::: RECORDS TO PROCESS :::
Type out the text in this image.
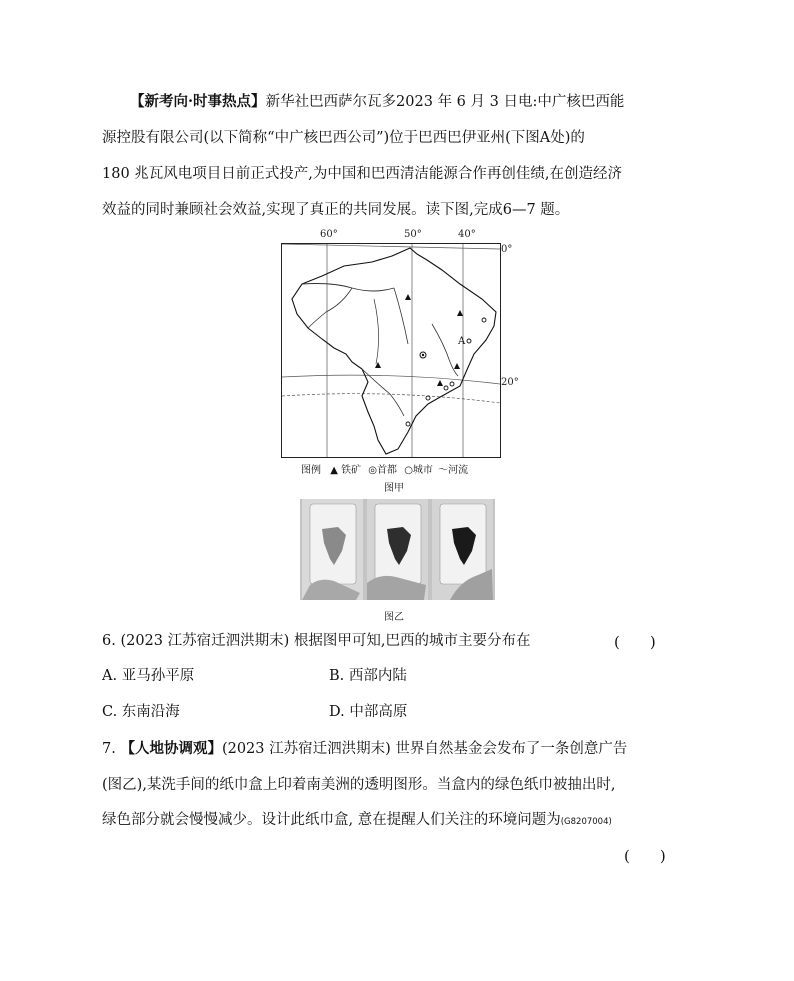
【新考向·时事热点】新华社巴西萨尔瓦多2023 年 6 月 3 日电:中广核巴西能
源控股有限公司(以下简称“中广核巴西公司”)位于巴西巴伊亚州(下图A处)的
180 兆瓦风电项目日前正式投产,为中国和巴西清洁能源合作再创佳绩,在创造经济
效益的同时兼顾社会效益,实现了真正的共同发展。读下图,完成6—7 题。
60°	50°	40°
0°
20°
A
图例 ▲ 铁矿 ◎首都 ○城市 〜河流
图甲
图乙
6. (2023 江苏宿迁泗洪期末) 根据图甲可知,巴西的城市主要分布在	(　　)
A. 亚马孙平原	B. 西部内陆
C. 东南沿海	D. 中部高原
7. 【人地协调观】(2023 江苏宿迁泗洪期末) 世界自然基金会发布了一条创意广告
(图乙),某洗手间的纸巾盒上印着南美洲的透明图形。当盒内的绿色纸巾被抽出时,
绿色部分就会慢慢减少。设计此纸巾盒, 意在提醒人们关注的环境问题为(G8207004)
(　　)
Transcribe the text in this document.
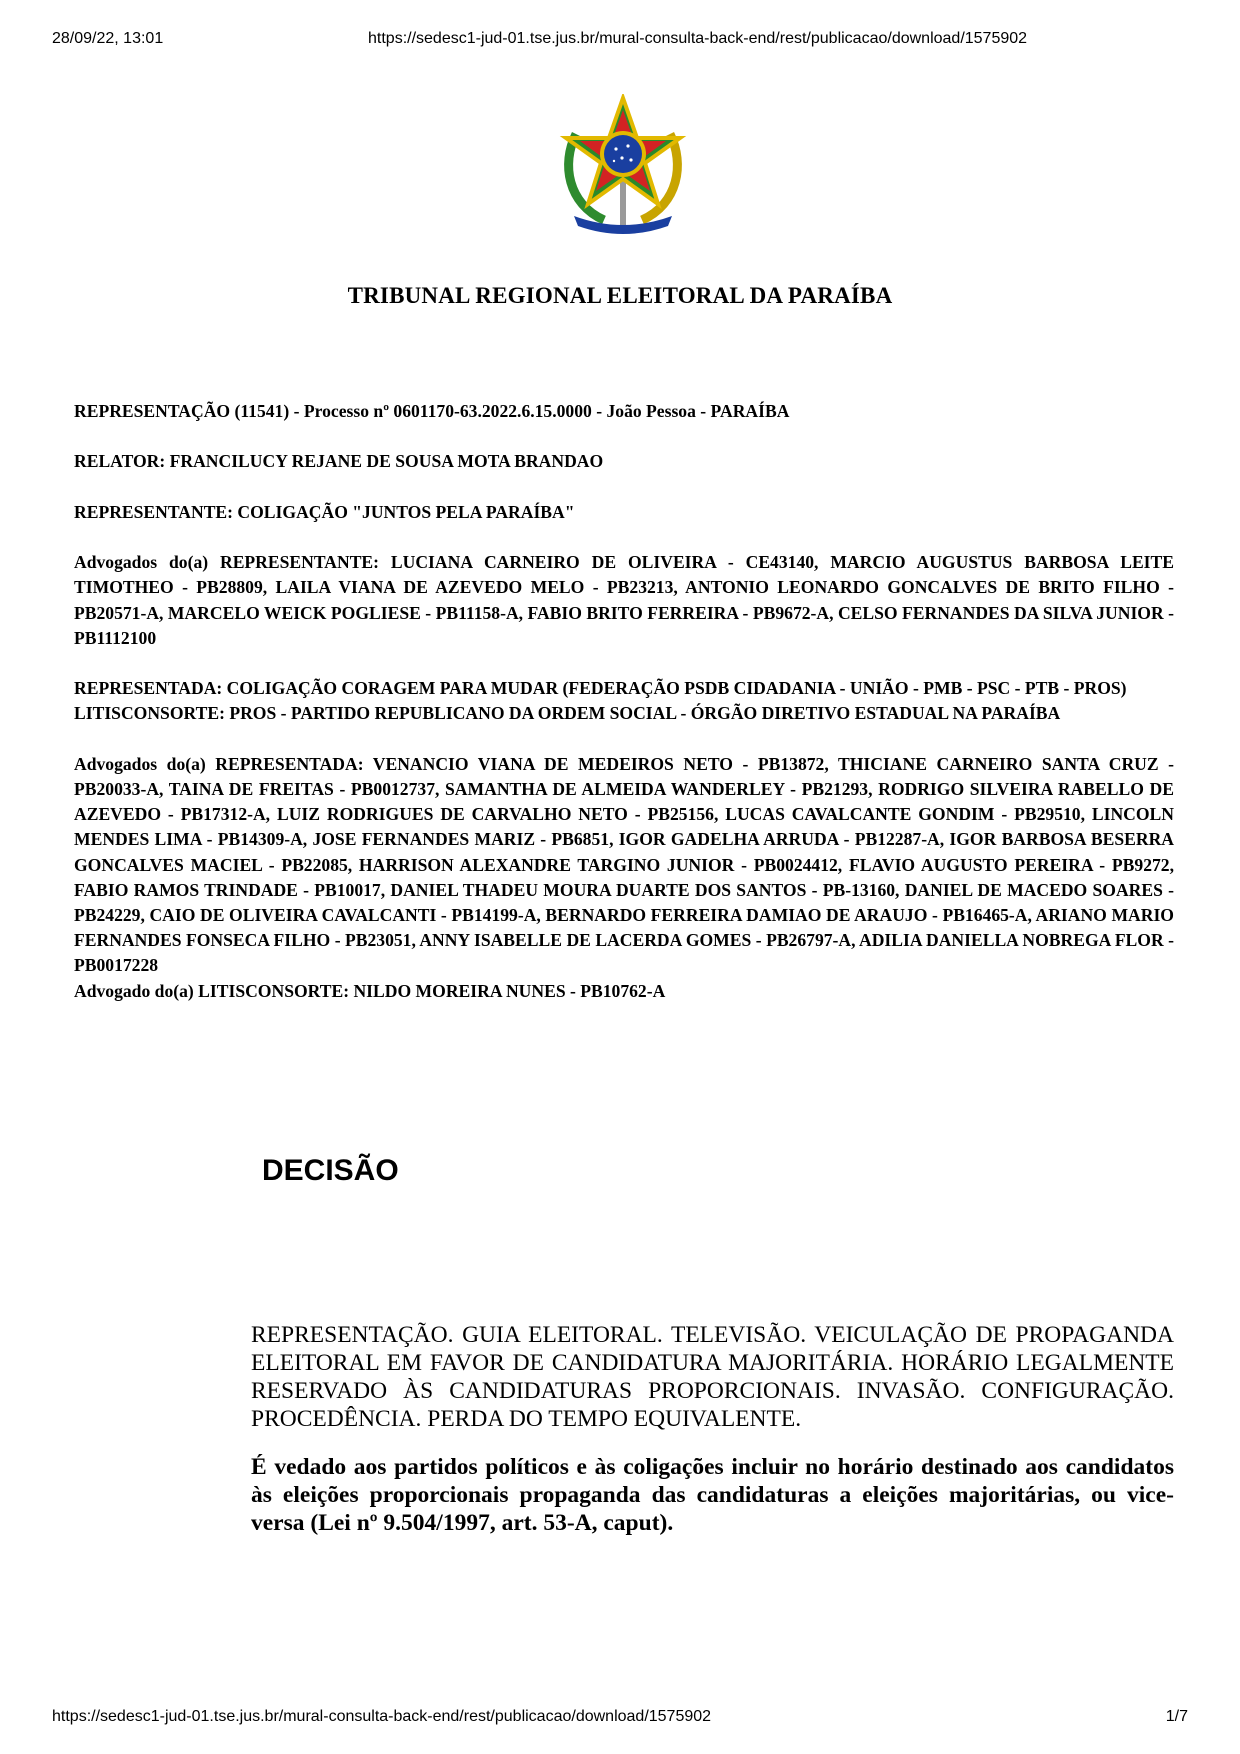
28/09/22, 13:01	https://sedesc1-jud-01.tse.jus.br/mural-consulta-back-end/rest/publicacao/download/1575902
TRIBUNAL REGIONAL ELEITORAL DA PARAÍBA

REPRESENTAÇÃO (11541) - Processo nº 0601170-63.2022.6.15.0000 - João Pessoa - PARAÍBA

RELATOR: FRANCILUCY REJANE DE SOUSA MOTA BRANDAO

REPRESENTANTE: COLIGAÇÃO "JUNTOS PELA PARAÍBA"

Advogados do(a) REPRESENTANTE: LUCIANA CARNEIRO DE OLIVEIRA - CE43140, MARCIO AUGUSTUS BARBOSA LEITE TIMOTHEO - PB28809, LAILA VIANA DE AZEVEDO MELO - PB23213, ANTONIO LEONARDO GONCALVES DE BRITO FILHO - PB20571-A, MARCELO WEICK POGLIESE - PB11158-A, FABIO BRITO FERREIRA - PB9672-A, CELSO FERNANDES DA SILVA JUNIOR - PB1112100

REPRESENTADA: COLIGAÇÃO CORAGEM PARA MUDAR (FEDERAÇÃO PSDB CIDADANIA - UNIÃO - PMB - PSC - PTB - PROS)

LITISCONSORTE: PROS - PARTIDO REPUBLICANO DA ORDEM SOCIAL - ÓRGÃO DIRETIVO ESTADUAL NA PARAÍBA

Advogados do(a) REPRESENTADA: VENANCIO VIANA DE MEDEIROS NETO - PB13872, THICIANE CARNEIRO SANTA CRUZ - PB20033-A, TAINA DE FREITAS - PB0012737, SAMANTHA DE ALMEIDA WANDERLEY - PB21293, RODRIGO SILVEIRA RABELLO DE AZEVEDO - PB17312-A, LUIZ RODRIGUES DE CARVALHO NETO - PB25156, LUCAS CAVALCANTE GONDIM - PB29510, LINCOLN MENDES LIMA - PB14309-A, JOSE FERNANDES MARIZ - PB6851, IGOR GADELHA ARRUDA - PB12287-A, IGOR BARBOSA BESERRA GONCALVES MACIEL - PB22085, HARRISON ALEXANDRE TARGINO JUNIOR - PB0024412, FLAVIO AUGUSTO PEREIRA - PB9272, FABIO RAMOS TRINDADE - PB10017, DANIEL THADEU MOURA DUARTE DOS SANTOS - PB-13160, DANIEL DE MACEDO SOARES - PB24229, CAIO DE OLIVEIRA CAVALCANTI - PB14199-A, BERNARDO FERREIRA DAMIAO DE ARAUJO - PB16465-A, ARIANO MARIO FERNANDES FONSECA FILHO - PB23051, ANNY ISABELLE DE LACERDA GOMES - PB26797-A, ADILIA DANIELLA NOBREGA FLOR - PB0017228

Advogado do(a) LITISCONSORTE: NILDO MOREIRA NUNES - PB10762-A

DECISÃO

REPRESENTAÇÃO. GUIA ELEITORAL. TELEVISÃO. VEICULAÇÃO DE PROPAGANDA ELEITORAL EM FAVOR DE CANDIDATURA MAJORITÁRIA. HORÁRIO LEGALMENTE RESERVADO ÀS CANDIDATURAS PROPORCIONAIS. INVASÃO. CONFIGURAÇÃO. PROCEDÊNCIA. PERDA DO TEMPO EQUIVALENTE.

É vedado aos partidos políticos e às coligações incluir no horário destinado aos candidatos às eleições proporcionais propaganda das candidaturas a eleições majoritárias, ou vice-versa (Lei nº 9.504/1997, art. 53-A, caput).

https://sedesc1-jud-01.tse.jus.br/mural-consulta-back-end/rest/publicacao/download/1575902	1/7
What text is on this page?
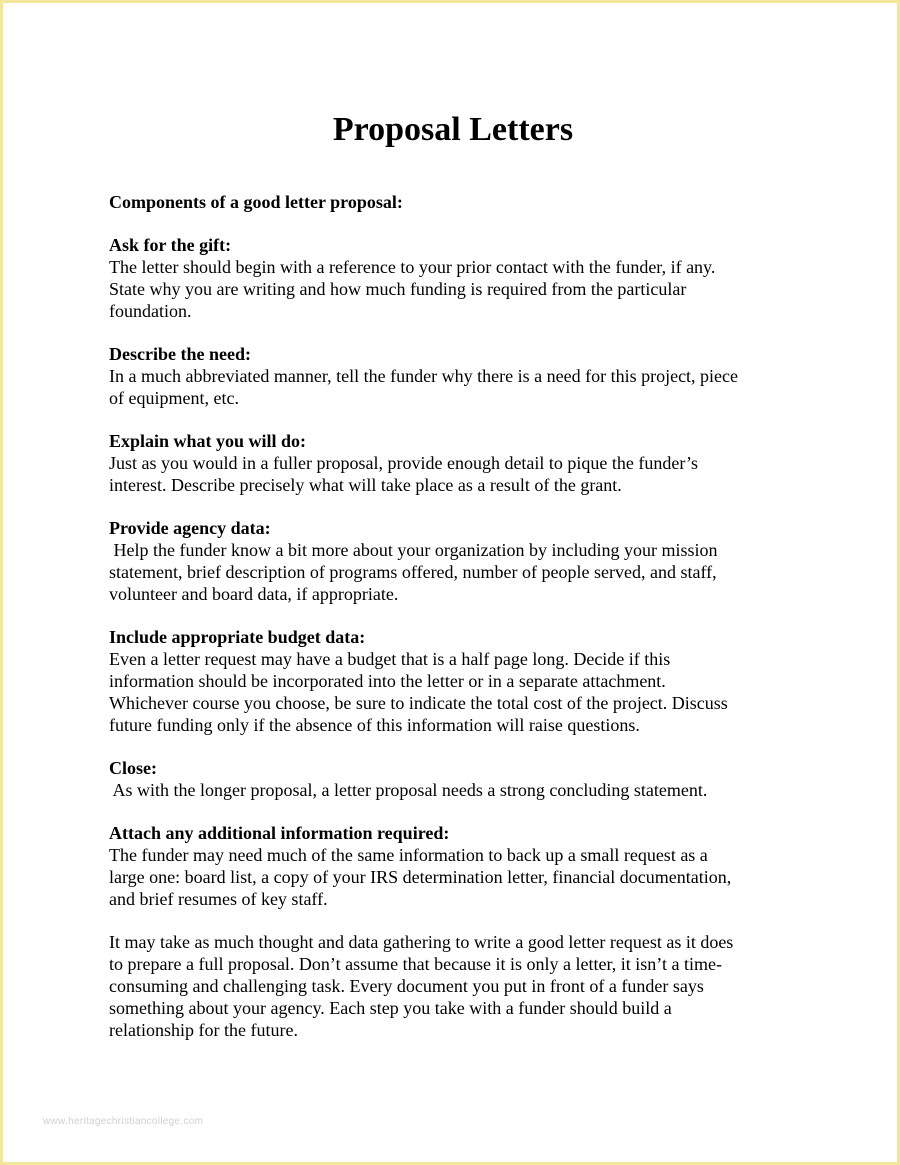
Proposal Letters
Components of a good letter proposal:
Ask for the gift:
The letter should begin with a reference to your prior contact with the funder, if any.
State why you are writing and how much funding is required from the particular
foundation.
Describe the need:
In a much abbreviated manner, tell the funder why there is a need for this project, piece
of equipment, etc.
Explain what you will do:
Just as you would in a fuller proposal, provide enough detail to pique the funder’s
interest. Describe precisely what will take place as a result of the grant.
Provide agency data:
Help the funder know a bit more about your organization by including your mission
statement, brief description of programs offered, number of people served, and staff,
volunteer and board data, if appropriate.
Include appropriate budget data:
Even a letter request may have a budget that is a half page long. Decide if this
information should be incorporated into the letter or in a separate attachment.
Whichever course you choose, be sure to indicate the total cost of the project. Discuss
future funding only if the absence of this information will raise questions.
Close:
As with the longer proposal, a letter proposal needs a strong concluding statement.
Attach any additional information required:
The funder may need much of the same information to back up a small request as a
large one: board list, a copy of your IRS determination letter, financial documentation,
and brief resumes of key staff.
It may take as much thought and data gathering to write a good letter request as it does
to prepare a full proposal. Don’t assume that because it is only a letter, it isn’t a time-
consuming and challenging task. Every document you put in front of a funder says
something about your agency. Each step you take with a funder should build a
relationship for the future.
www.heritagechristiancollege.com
:::
BRIEF = Transcribe the whole listing exactly. Pictures are excluded.

REPLY =
Type out the text in this image.
【新考向·时事热点】新华社巴西萨尔瓦多2023 年 6 月 3 日电:中广核巴西能
源控股有限公司(以下简称“中广核巴西公司”)位于巴西巴伊亚州(下图A处)的
180 兆瓦风电项目日前正式投产,为中国和巴西清洁能源合作再创佳绩,在创造经济
效益的同时兼顾社会效益,实现了真正的共同发展。读下图,完成6—7 题。
60°	50°	40°
0°
20°
A
图例 ▲ 铁矿 ◎首都 ○城市 〜河流
图甲
图乙
6. (2023 江苏宿迁泗洪期末) 根据图甲可知,巴西的城市主要分布在	(　　)
A. 亚马孙平原	B. 西部内陆
C. 东南沿海	D. 中部高原
7. 【人地协调观】(2023 江苏宿迁泗洪期末) 世界自然基金会发布了一条创意广告
(图乙),某洗手间的纸巾盒上印着南美洲的透明图形。当盒内的绿色纸巾被抽出时,
绿色部分就会慢慢减少。设计此纸巾盒, 意在提醒人们关注的环境问题为(G8207004)
(　　)
Transcribe the text in this document.
28/09/22, 13:01	https://sedesc1-jud-01.tse.jus.br/mural-consulta-back-end/rest/publicacao/download/1575902
TRIBUNAL REGIONAL ELEITORAL DA PARAÍBA

REPRESENTAÇÃO (11541) - Processo nº 0601170-63.2022.6.15.0000 - João Pessoa - PARAÍBA

RELATOR: FRANCILUCY REJANE DE SOUSA MOTA BRANDAO

REPRESENTANTE: COLIGAÇÃO "JUNTOS PELA PARAÍBA"

Advogados do(a) REPRESENTANTE: LUCIANA CARNEIRO DE OLIVEIRA - CE43140, MARCIO AUGUSTUS BARBOSA LEITE TIMOTHEO - PB28809, LAILA VIANA DE AZEVEDO MELO - PB23213, ANTONIO LEONARDO GONCALVES DE BRITO FILHO - PB20571-A, MARCELO WEICK POGLIESE - PB11158-A, FABIO BRITO FERREIRA - PB9672-A, CELSO FERNANDES DA SILVA JUNIOR - PB1112100

REPRESENTADA: COLIGAÇÃO CORAGEM PARA MUDAR (FEDERAÇÃO PSDB CIDADANIA - UNIÃO - PMB - PSC - PTB - PROS)

LITISCONSORTE: PROS - PARTIDO REPUBLICANO DA ORDEM SOCIAL - ÓRGÃO DIRETIVO ESTADUAL NA PARAÍBA

Advogados do(a) REPRESENTADA: VENANCIO VIANA DE MEDEIROS NETO - PB13872, THICIANE CARNEIRO SANTA CRUZ - PB20033-A, TAINA DE FREITAS - PB0012737, SAMANTHA DE ALMEIDA WANDERLEY - PB21293, RODRIGO SILVEIRA RABELLO DE AZEVEDO - PB17312-A, LUIZ RODRIGUES DE CARVALHO NETO - PB25156, LUCAS CAVALCANTE GONDIM - PB29510, LINCOLN MENDES LIMA - PB14309-A, JOSE FERNANDES MARIZ - PB6851, IGOR GADELHA ARRUDA - PB12287-A, IGOR BARBOSA BESERRA GONCALVES MACIEL - PB22085, HARRISON ALEXANDRE TARGINO JUNIOR - PB0024412, FLAVIO AUGUSTO PEREIRA - PB9272, FABIO RAMOS TRINDADE - PB10017, DANIEL THADEU MOURA DUARTE DOS SANTOS - PB-13160, DANIEL DE MACEDO SOARES - PB24229, CAIO DE OLIVEIRA CAVALCANTI - PB14199-A, BERNARDO FERREIRA DAMIAO DE ARAUJO - PB16465-A, ARIANO MARIO FERNANDES FONSECA FILHO - PB23051, ANNY ISABELLE DE LACERDA GOMES - PB26797-A, ADILIA DANIELLA NOBREGA FLOR - PB0017228

Advogado do(a) LITISCONSORTE: NILDO MOREIRA NUNES - PB10762-A

DECISÃO

REPRESENTAÇÃO. GUIA ELEITORAL. TELEVISÃO. VEICULAÇÃO DE PROPAGANDA ELEITORAL EM FAVOR DE CANDIDATURA MAJORITÁRIA. HORÁRIO LEGALMENTE RESERVADO ÀS CANDIDATURAS PROPORCIONAIS. INVASÃO. CONFIGURAÇÃO. PROCEDÊNCIA. PERDA DO TEMPO EQUIVALENTE.

É vedado aos partidos políticos e às coligações incluir no horário destinado aos candidatos às eleições proporcionais propaganda das candidaturas a eleições majoritárias, ou vice-versa (Lei nº 9.504/1997, art. 53-A, caput).

https://sedesc1-jud-01.tse.jus.br/mural-consulta-back-end/rest/publicacao/download/1575902	1/7
What text is on this page?
Proposal Letters
Components of a good letter proposal:
Ask for the gift:
The letter should begin with a reference to your prior contact with the funder, if any.
State why you are writing and how much funding is required from the particular
foundation.
Describe the need:
In a much abbreviated manner, tell the funder why there is a need for this project, piece
of equipment, etc.
Explain what you will do:
Just as you would in a fuller proposal, provide enough detail to pique the funder’s
interest. Describe precisely what will take place as a result of the grant.
Provide agency data:
Help the funder know a bit more about your organization by including your mission
statement, brief description of programs offered, number of people served, and staff,
volunteer and board data, if appropriate.
Include appropriate budget data:
Even a letter request may have a budget that is a half page long. Decide if this
information should be incorporated into the letter or in a separate attachment.
Whichever course you choose, be sure to indicate the total cost of the project. Discuss
future funding only if the absence of this information will raise questions.
Close:
As with the longer proposal, a letter proposal needs a strong concluding statement.
Attach any additional information required:
The funder may need much of the same information to back up a small request as a
large one: board list, a copy of your IRS determination letter, financial documentation,
and brief resumes of key staff.
It may take as much thought and data gathering to write a good letter request as it does
to prepare a full proposal. Don’t assume that because it is only a letter, it isn’t a time-
consuming and challenging task. Every document you put in front of a funder says
something about your agency. Each step you take with a funder should build a
relationship for the future.
www.heritagechristiancollege.com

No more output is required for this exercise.